(Task objective) Output every entry exactly as written, but omit the pictures.

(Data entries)
* * * * *

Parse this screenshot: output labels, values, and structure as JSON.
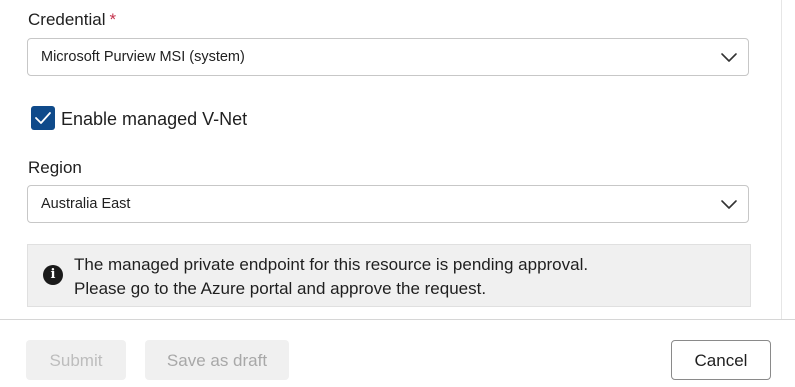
{
  "credential": {
    "label": "Credential",
    "required_marker": "*",
    "selected": "Microsoft Purview MSI (system)"
  },
  "vnet": {
    "label": "Enable managed V-Net",
    "checked": true
  },
  "region": {
    "label": "Region",
    "selected": "Australia East"
  },
  "info": {
    "line1": "The managed private endpoint for this resource is pending approval.",
    "line2": "Please go to the Azure portal and approve the request."
  },
  "footer": {
    "submit_label": "Submit",
    "draft_label": "Save as draft",
    "cancel_label": "Cancel"
  },
  "colors": {
    "checkbox_fill": "#0f4a8a",
    "required_marker": "#c4314b",
    "info_background": "#f0f0f0"
  },
  "icons": {
    "dropdown": "chevron-down-icon",
    "checkbox": "checkmark-icon",
    "info": "info-icon"
  }
}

* * * * *

(Solved exercise)
Parse this screenshot: output labels, values, and structure as JSON.
{
  "credential": {
    "label": "Credential",
    "required_marker": "*",
    "selected": "Microsoft Purview MSI (system)"
  },
  "vnet": {
    "label": "Enable managed V-Net",
    "checked": true
  },
  "region": {
    "label": "Region",
    "selected": "Australia East"
  },
  "info": {
    "line1": "The managed private endpoint for this resource is pending approval.",
    "line2": "Please go to the Azure portal and approve the request."
  },
  "footer": {
    "submit_label": "Submit",
    "draft_label": "Save as draft",
    "cancel_label": "Cancel"
  },
  "colors": {
    "checkbox_fill": "#0f4a8a",
    "required_marker": "#c4314b",
    "info_background": "#f0f0f0"
  },
  "icons": {
    "dropdown": "chevron-down-icon",
    "checkbox": "checkmark-icon",
    "info": "info-icon"
  }
}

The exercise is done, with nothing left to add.